Extracted records
——
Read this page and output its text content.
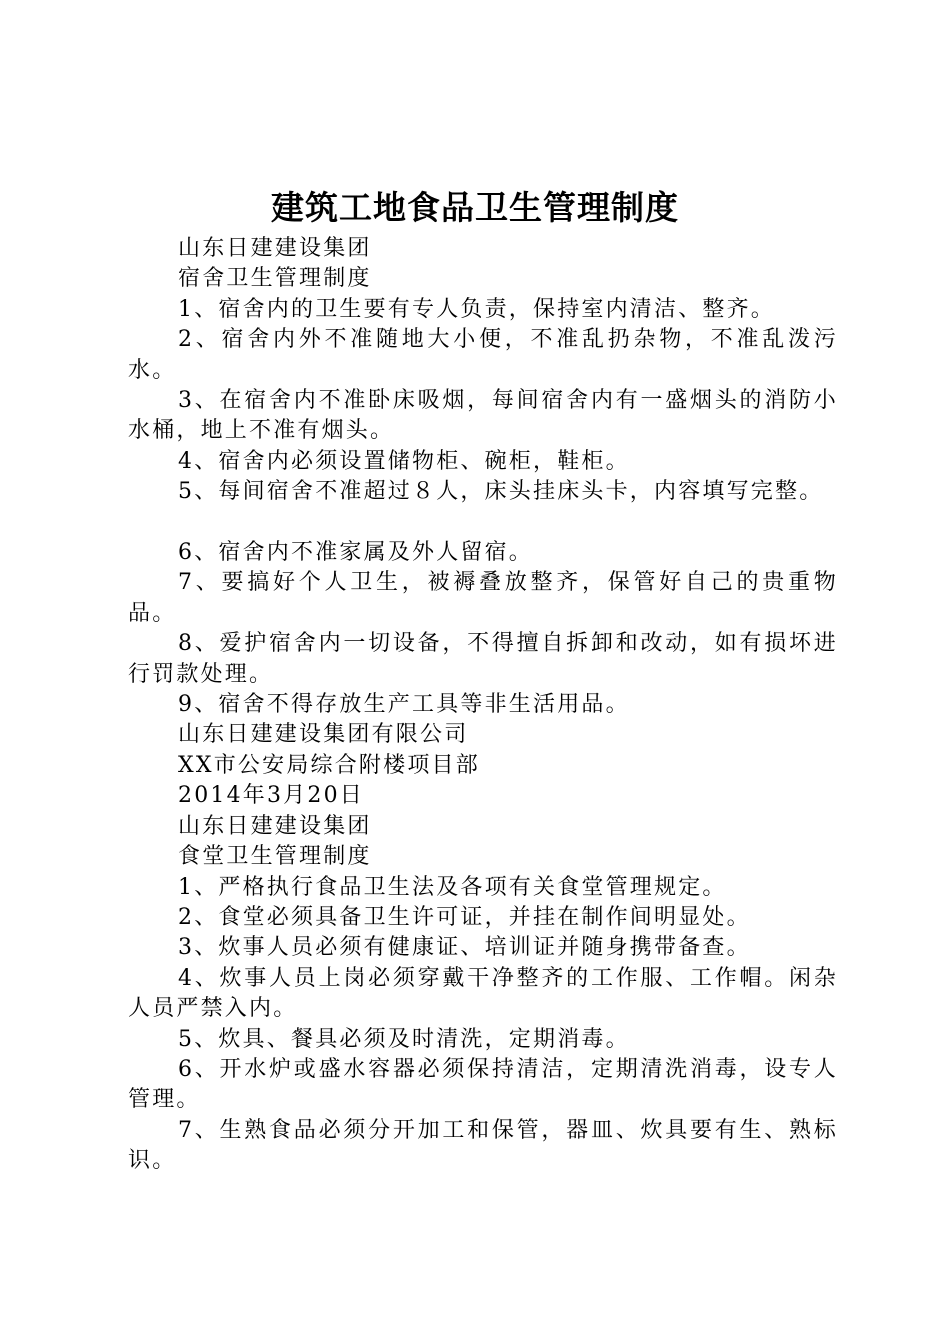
建筑工地食品卫生管理制度

山东日建建设集团

宿舍卫生管理制度

1、宿舍内的卫生要有专人负责，保持室内清洁、整齐。

2、宿舍内外不准随地大小便，不准乱扔杂物，不准乱泼污水。

3、在宿舍内不准卧床吸烟，每间宿舍内有一盛烟头的消防小水桶，地上不准有烟头。

4、宿舍内必须设置储物柜、碗柜，鞋柜。

5、每间宿舍不准超过８人，床头挂床头卡，内容填写完整。

6、宿舍内不准家属及外人留宿。

7、要搞好个人卫生，被褥叠放整齐，保管好自己的贵重物品。

8、爱护宿舍内一切设备，不得擅自拆卸和改动，如有损坏进行罚款处理。

9、宿舍不得存放生产工具等非生活用品。

山东日建建设集团有限公司

XX市公安局综合附楼项目部

2014年3月20日

山东日建建设集团

食堂卫生管理制度

1、严格执行食品卫生法及各项有关食堂管理规定。

2、食堂必须具备卫生许可证，并挂在制作间明显处。

3、炊事人员必须有健康证、培训证并随身携带备查。

4、炊事人员上岗必须穿戴干净整齐的工作服、工作帽。闲杂人员严禁入内。

5、炊具、餐具必须及时清洗，定期消毒。

6、开水炉或盛水容器必须保持清洁，定期清洗消毒，设专人管理。

7、生熟食品必须分开加工和保管，器皿、炊具要有生、熟标识。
——
▶ Short task
Extract the entries in full, exactly as they are, minus the pictures.

▶ Correct response
Read this page and output its text content.
建筑工地食品卫生管理制度

山东日建建设集团

宿舍卫生管理制度

1、宿舍内的卫生要有专人负责，保持室内清洁、整齐。

2、宿舍内外不准随地大小便，不准乱扔杂物，不准乱泼污水。

3、在宿舍内不准卧床吸烟，每间宿舍内有一盛烟头的消防小水桶，地上不准有烟头。

4、宿舍内必须设置储物柜、碗柜，鞋柜。

5、每间宿舍不准超过８人，床头挂床头卡，内容填写完整。

6、宿舍内不准家属及外人留宿。

7、要搞好个人卫生，被褥叠放整齐，保管好自己的贵重物品。

8、爱护宿舍内一切设备，不得擅自拆卸和改动，如有损坏进行罚款处理。

9、宿舍不得存放生产工具等非生活用品。

山东日建建设集团有限公司

XX市公安局综合附楼项目部

2014年3月20日

山东日建建设集团

食堂卫生管理制度

1、严格执行食品卫生法及各项有关食堂管理规定。

2、食堂必须具备卫生许可证，并挂在制作间明显处。

3、炊事人员必须有健康证、培训证并随身携带备查。

4、炊事人员上岗必须穿戴干净整齐的工作服、工作帽。闲杂人员严禁入内。

5、炊具、餐具必须及时清洗，定期消毒。

6、开水炉或盛水容器必须保持清洁，定期清洗消毒，设专人管理。

7、生熟食品必须分开加工和保管，器皿、炊具要有生、熟标识。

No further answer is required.